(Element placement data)
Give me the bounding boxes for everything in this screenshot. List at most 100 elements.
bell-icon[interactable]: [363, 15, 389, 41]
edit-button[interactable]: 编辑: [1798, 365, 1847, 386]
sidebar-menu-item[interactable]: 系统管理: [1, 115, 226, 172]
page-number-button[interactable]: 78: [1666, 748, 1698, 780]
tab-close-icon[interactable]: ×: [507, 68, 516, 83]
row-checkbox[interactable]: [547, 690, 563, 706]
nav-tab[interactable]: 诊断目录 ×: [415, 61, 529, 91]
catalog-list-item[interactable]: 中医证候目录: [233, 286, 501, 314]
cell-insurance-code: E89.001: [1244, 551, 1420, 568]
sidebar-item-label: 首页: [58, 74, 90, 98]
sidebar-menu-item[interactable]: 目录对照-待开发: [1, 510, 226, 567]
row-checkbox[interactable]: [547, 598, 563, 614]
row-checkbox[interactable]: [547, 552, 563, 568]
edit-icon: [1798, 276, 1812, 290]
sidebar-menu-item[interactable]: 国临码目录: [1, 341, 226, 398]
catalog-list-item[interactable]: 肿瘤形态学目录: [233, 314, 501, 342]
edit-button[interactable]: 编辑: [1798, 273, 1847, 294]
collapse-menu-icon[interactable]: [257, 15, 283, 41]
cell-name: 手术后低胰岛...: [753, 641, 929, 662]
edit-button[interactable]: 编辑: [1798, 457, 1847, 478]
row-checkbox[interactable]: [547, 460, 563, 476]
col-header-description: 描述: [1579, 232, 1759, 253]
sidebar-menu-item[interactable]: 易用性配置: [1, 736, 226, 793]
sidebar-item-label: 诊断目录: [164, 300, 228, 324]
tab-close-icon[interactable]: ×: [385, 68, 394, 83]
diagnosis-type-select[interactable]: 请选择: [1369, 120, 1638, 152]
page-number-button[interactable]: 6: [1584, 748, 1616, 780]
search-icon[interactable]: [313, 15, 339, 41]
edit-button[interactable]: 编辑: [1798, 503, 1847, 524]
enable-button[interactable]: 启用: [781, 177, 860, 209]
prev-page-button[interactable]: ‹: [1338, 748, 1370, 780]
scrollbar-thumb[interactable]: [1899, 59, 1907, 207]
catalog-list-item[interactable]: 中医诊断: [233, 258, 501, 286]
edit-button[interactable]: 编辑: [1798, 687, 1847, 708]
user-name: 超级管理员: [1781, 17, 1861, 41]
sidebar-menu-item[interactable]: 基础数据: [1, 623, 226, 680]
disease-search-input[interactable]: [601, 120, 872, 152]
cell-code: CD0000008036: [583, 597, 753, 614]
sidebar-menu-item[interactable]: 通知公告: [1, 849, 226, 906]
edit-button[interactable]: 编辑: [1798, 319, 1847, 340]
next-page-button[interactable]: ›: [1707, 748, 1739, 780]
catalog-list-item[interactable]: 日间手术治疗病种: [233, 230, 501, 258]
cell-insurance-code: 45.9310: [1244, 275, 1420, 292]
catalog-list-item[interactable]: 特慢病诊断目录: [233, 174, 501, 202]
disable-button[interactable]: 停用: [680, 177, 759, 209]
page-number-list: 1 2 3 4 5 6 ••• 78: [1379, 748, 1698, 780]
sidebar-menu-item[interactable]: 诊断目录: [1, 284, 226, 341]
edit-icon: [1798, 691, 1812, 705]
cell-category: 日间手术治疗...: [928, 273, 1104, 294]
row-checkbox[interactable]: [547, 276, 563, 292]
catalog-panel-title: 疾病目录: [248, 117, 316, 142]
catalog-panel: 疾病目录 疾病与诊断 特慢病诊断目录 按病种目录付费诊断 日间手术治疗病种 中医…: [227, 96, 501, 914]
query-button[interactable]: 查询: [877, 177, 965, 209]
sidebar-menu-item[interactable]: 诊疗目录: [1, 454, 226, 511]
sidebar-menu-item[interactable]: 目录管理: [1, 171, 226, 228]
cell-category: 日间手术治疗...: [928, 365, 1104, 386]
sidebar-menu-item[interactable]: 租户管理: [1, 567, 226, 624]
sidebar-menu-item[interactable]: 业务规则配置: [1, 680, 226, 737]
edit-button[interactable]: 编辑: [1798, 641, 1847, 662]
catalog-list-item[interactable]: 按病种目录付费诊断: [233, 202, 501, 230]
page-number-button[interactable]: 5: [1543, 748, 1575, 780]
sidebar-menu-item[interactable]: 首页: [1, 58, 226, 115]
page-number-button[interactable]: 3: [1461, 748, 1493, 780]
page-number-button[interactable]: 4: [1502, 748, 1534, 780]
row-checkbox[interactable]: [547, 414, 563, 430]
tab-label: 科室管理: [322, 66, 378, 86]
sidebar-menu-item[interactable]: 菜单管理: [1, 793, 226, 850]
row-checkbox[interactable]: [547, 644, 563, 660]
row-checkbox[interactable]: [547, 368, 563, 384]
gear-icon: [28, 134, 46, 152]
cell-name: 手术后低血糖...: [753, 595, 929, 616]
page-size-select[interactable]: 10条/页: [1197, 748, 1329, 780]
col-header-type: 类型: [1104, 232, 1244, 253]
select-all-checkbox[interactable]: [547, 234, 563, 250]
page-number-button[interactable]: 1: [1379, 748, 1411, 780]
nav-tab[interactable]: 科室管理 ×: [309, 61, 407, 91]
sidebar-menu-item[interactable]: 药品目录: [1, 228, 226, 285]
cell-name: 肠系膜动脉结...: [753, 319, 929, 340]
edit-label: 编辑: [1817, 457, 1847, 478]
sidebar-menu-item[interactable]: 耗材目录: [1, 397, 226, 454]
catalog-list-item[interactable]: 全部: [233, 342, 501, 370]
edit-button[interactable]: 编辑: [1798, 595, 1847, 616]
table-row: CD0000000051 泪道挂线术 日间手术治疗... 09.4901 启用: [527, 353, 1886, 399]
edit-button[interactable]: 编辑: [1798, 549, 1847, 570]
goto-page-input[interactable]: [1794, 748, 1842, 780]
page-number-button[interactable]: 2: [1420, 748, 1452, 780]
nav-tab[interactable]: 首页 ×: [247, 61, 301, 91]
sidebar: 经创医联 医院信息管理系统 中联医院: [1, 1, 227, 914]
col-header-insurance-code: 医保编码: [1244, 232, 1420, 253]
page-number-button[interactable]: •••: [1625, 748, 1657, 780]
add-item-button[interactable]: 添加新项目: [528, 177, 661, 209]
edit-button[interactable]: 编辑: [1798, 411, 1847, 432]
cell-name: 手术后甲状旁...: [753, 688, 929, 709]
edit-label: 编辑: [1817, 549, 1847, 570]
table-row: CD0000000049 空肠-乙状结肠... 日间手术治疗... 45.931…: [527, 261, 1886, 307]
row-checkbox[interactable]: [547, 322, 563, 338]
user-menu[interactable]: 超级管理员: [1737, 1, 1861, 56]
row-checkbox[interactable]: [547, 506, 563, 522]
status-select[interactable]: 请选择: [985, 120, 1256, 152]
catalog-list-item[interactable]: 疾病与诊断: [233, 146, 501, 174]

__Exercise task__: Copy every line of the material above without changing anything.

__Written solution__:
Give me the bounding boxes for everything in this screenshot. List at most 100 elements.
bell-icon[interactable]: [363, 15, 389, 41]
edit-button[interactable]: 编辑: [1798, 365, 1847, 386]
sidebar-menu-item[interactable]: 系统管理: [1, 115, 226, 172]
page-number-button[interactable]: 78: [1666, 748, 1698, 780]
tab-close-icon[interactable]: ×: [507, 68, 516, 83]
row-checkbox[interactable]: [547, 690, 563, 706]
nav-tab[interactable]: 诊断目录 ×: [415, 61, 529, 91]
catalog-list-item[interactable]: 中医证候目录: [233, 286, 501, 314]
cell-insurance-code: E89.001: [1244, 551, 1420, 568]
sidebar-item-label: 首页: [58, 74, 90, 98]
sidebar-menu-item[interactable]: 目录对照-待开发: [1, 510, 226, 567]
row-checkbox[interactable]: [547, 598, 563, 614]
row-checkbox[interactable]: [547, 552, 563, 568]
edit-icon: [1798, 276, 1812, 290]
sidebar-menu-item[interactable]: 国临码目录: [1, 341, 226, 398]
catalog-list-item[interactable]: 肿瘤形态学目录: [233, 314, 501, 342]
edit-button[interactable]: 编辑: [1798, 273, 1847, 294]
collapse-menu-icon[interactable]: [257, 15, 283, 41]
cell-name: 手术后低胰岛...: [753, 641, 929, 662]
edit-button[interactable]: 编辑: [1798, 457, 1847, 478]
row-checkbox[interactable]: [547, 460, 563, 476]
col-header-description: 描述: [1579, 232, 1759, 253]
sidebar-menu-item[interactable]: 易用性配置: [1, 736, 226, 793]
sidebar-item-label: 诊断目录: [164, 300, 228, 324]
tab-close-icon[interactable]: ×: [385, 68, 394, 83]
diagnosis-type-select[interactable]: 请选择: [1369, 120, 1638, 152]
page-number-button[interactable]: 6: [1584, 748, 1616, 780]
search-icon[interactable]: [313, 15, 339, 41]
edit-button[interactable]: 编辑: [1798, 503, 1847, 524]
enable-button[interactable]: 启用: [781, 177, 860, 209]
prev-page-button[interactable]: ‹: [1338, 748, 1370, 780]
scrollbar-thumb[interactable]: [1899, 59, 1907, 207]
catalog-list-item[interactable]: 中医诊断: [233, 258, 501, 286]
edit-button[interactable]: 编辑: [1798, 687, 1847, 708]
user-name: 超级管理员: [1781, 17, 1861, 41]
sidebar-menu-item[interactable]: 基础数据: [1, 623, 226, 680]
disease-search-input[interactable]: [601, 120, 872, 152]
cell-code: CD0000008036: [583, 597, 753, 614]
sidebar-menu-item[interactable]: 通知公告: [1, 849, 226, 906]
edit-button[interactable]: 编辑: [1798, 319, 1847, 340]
next-page-button[interactable]: ›: [1707, 748, 1739, 780]
catalog-list-item[interactable]: 日间手术治疗病种: [233, 230, 501, 258]
cell-insurance-code: 45.9310: [1244, 275, 1420, 292]
catalog-list-item[interactable]: 特慢病诊断目录: [233, 174, 501, 202]
disable-button[interactable]: 停用: [680, 177, 759, 209]
page-number-list: 1 2 3 4 5 6 ••• 78: [1379, 748, 1698, 780]
sidebar-menu-item[interactable]: 诊断目录: [1, 284, 226, 341]
edit-icon: [1798, 691, 1812, 705]
cell-category: 日间手术治疗...: [928, 273, 1104, 294]
row-checkbox[interactable]: [547, 276, 563, 292]
catalog-panel-title: 疾病目录: [248, 117, 316, 142]
catalog-panel: 疾病目录 疾病与诊断 特慢病诊断目录 按病种目录付费诊断 日间手术治疗病种 中医…: [227, 96, 501, 914]
query-button[interactable]: 查询: [877, 177, 965, 209]
sidebar-menu-item[interactable]: 诊疗目录: [1, 454, 226, 511]
sidebar-menu-item[interactable]: 目录管理: [1, 171, 226, 228]
cell-category: 日间手术治疗...: [928, 365, 1104, 386]
sidebar-menu-item[interactable]: 租户管理: [1, 567, 226, 624]
sidebar-menu-item[interactable]: 业务规则配置: [1, 680, 226, 737]
edit-button[interactable]: 编辑: [1798, 641, 1847, 662]
catalog-list-item[interactable]: 按病种目录付费诊断: [233, 202, 501, 230]
page-number-button[interactable]: 5: [1543, 748, 1575, 780]
sidebar-menu-item[interactable]: 首页: [1, 58, 226, 115]
page-number-button[interactable]: 3: [1461, 748, 1493, 780]
page-number-button[interactable]: 4: [1502, 748, 1534, 780]
row-checkbox[interactable]: [547, 414, 563, 430]
tab-label: 科室管理: [322, 66, 378, 86]
sidebar-menu-item[interactable]: 菜单管理: [1, 793, 226, 850]
row-checkbox[interactable]: [547, 644, 563, 660]
row-checkbox[interactable]: [547, 368, 563, 384]
gear-icon: [28, 134, 46, 152]
cell-name: 手术后低血糖...: [753, 595, 929, 616]
page-size-select[interactable]: 10条/页: [1197, 748, 1329, 780]
col-header-type: 类型: [1104, 232, 1244, 253]
select-all-checkbox[interactable]: [547, 234, 563, 250]
page-number-button[interactable]: 1: [1379, 748, 1411, 780]
nav-tab[interactable]: 科室管理 ×: [309, 61, 407, 91]
sidebar-menu-item[interactable]: 药品目录: [1, 228, 226, 285]
cell-name: 肠系膜动脉结...: [753, 319, 929, 340]
edit-label: 编辑: [1817, 457, 1847, 478]
sidebar-menu-item[interactable]: 耗材目录: [1, 397, 226, 454]
catalog-list-item[interactable]: 全部: [233, 342, 501, 370]
edit-button[interactable]: 编辑: [1798, 595, 1847, 616]
table-row: CD0000000051 泪道挂线术 日间手术治疗... 09.4901 启用: [527, 353, 1886, 399]
edit-button[interactable]: 编辑: [1798, 549, 1847, 570]
goto-page-input[interactable]: [1794, 748, 1842, 780]
page-number-button[interactable]: 2: [1420, 748, 1452, 780]
nav-tab[interactable]: 首页 ×: [247, 61, 301, 91]
sidebar: 经创医联 医院信息管理系统 中联医院: [1, 1, 227, 914]
col-header-insurance-code: 医保编码: [1244, 232, 1420, 253]
page-number-button[interactable]: •••: [1625, 748, 1657, 780]
add-item-button[interactable]: 添加新项目: [528, 177, 661, 209]
edit-button[interactable]: 编辑: [1798, 411, 1847, 432]
cell-name: 手术后甲状旁...: [753, 688, 929, 709]
edit-label: 编辑: [1817, 549, 1847, 570]
table-row: CD0000000049 空肠-乙状结肠... 日间手术治疗... 45.931…: [527, 261, 1886, 307]
row-checkbox[interactable]: [547, 322, 563, 338]
user-menu[interactable]: 超级管理员: [1737, 1, 1861, 56]
row-checkbox[interactable]: [547, 506, 563, 522]
status-select[interactable]: 请选择: [985, 120, 1256, 152]
catalog-list-item[interactable]: 疾病与诊断: [233, 146, 501, 174]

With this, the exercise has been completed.